▸ **Short exercise**
Each line of the material below that holds the word "training" needs to be copied.

▸ **Data**
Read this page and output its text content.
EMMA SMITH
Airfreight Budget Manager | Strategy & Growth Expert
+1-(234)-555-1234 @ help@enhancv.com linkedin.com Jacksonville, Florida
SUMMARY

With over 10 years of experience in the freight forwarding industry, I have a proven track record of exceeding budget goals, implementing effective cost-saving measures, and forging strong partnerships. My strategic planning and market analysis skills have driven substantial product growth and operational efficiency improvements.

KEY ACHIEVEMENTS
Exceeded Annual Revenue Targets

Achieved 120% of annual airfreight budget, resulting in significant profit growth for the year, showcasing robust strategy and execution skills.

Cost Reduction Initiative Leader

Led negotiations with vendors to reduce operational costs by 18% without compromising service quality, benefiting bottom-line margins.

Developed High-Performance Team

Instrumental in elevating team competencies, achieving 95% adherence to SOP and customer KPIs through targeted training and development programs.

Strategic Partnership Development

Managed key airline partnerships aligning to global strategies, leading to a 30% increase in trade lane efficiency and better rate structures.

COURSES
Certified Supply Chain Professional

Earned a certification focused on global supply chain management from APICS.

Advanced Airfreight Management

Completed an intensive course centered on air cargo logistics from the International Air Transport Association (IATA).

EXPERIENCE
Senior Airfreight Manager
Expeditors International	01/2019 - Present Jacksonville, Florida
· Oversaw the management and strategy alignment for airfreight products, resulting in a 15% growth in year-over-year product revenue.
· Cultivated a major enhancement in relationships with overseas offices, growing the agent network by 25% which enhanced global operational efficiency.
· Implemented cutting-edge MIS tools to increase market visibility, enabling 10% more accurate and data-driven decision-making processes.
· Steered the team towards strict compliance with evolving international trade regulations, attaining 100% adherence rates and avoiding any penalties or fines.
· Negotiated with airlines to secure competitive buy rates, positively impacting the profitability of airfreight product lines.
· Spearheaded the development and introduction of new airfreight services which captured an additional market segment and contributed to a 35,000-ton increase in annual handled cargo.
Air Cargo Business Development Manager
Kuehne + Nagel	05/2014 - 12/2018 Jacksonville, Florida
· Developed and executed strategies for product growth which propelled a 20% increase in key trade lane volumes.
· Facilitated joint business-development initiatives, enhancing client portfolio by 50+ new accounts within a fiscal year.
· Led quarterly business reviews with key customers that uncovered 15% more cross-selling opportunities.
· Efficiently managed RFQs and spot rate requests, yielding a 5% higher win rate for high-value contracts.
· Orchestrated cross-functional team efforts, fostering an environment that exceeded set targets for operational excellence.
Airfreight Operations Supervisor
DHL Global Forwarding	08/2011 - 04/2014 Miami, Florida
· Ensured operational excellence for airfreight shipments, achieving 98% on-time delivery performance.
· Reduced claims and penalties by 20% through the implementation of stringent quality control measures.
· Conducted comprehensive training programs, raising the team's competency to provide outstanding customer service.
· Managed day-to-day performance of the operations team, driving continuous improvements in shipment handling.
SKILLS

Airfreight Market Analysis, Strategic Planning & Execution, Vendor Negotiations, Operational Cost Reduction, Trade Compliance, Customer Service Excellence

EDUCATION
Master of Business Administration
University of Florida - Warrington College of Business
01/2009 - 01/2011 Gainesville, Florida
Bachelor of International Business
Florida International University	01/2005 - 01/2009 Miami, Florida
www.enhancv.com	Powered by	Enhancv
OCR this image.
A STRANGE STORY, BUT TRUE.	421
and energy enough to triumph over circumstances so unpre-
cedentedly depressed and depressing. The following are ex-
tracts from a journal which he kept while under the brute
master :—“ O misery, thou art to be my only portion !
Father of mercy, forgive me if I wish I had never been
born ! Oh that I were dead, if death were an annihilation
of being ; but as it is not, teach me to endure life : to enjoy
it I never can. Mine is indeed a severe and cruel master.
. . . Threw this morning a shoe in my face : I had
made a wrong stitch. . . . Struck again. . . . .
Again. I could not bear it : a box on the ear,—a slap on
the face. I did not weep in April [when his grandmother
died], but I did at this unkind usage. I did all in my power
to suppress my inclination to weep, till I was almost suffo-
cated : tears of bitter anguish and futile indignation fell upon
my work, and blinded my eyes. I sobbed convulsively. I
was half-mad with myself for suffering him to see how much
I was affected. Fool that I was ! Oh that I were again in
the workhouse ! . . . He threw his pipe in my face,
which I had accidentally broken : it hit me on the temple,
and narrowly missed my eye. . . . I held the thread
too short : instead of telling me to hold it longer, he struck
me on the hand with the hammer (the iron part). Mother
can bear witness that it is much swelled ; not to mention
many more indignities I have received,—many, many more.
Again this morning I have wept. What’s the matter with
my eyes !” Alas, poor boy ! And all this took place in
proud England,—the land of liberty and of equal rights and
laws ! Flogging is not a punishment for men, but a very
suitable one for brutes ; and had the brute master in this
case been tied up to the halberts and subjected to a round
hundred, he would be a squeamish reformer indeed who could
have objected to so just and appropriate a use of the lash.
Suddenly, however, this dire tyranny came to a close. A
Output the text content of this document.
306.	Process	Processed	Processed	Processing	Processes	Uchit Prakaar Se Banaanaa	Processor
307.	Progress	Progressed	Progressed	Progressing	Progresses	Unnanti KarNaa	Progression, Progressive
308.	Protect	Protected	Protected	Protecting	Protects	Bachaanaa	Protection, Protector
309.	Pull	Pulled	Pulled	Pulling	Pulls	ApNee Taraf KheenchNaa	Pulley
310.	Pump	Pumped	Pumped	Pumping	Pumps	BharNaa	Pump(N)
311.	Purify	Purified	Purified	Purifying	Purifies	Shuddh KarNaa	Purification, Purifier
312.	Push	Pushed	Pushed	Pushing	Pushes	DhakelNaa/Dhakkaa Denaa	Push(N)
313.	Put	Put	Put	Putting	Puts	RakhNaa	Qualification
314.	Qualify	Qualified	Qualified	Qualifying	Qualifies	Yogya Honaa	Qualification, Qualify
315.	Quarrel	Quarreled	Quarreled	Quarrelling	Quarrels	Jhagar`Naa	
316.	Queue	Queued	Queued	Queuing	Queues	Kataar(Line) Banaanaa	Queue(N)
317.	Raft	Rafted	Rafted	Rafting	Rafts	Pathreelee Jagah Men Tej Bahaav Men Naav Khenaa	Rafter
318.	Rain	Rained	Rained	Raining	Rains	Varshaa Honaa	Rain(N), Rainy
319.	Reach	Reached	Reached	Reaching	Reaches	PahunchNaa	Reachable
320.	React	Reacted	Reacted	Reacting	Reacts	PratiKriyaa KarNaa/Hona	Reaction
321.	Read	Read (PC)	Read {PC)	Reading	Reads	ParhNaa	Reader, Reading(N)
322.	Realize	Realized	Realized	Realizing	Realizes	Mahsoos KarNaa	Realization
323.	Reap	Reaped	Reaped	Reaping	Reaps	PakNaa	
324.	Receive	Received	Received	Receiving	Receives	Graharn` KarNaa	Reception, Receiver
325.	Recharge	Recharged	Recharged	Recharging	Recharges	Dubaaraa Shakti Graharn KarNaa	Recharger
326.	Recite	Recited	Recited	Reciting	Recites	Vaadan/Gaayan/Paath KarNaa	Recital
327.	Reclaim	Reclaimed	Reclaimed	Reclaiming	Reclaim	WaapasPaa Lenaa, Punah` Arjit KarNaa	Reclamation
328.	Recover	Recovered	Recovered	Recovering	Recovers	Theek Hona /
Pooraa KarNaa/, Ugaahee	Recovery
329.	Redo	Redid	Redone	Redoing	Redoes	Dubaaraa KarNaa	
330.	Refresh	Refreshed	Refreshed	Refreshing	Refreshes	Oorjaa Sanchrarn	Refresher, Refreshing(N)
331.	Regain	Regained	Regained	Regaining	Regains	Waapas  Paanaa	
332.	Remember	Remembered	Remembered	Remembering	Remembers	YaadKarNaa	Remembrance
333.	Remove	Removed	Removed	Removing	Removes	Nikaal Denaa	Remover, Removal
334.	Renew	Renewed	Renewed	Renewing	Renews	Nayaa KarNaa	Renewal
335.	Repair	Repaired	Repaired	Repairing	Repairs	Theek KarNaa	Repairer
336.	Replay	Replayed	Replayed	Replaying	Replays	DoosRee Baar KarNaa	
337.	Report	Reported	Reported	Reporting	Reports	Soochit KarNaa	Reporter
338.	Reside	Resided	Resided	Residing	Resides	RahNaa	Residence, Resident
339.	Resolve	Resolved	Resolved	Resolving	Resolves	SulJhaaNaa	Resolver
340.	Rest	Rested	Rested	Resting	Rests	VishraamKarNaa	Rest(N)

▸ **Task solution**
Instrumental in elevating team competencies, achieving 95% adherence to SOP and customer KPIs through targeted training and development programs.
· Conducted comprehensive training programs, raising the team's competency to provide outstanding customer service.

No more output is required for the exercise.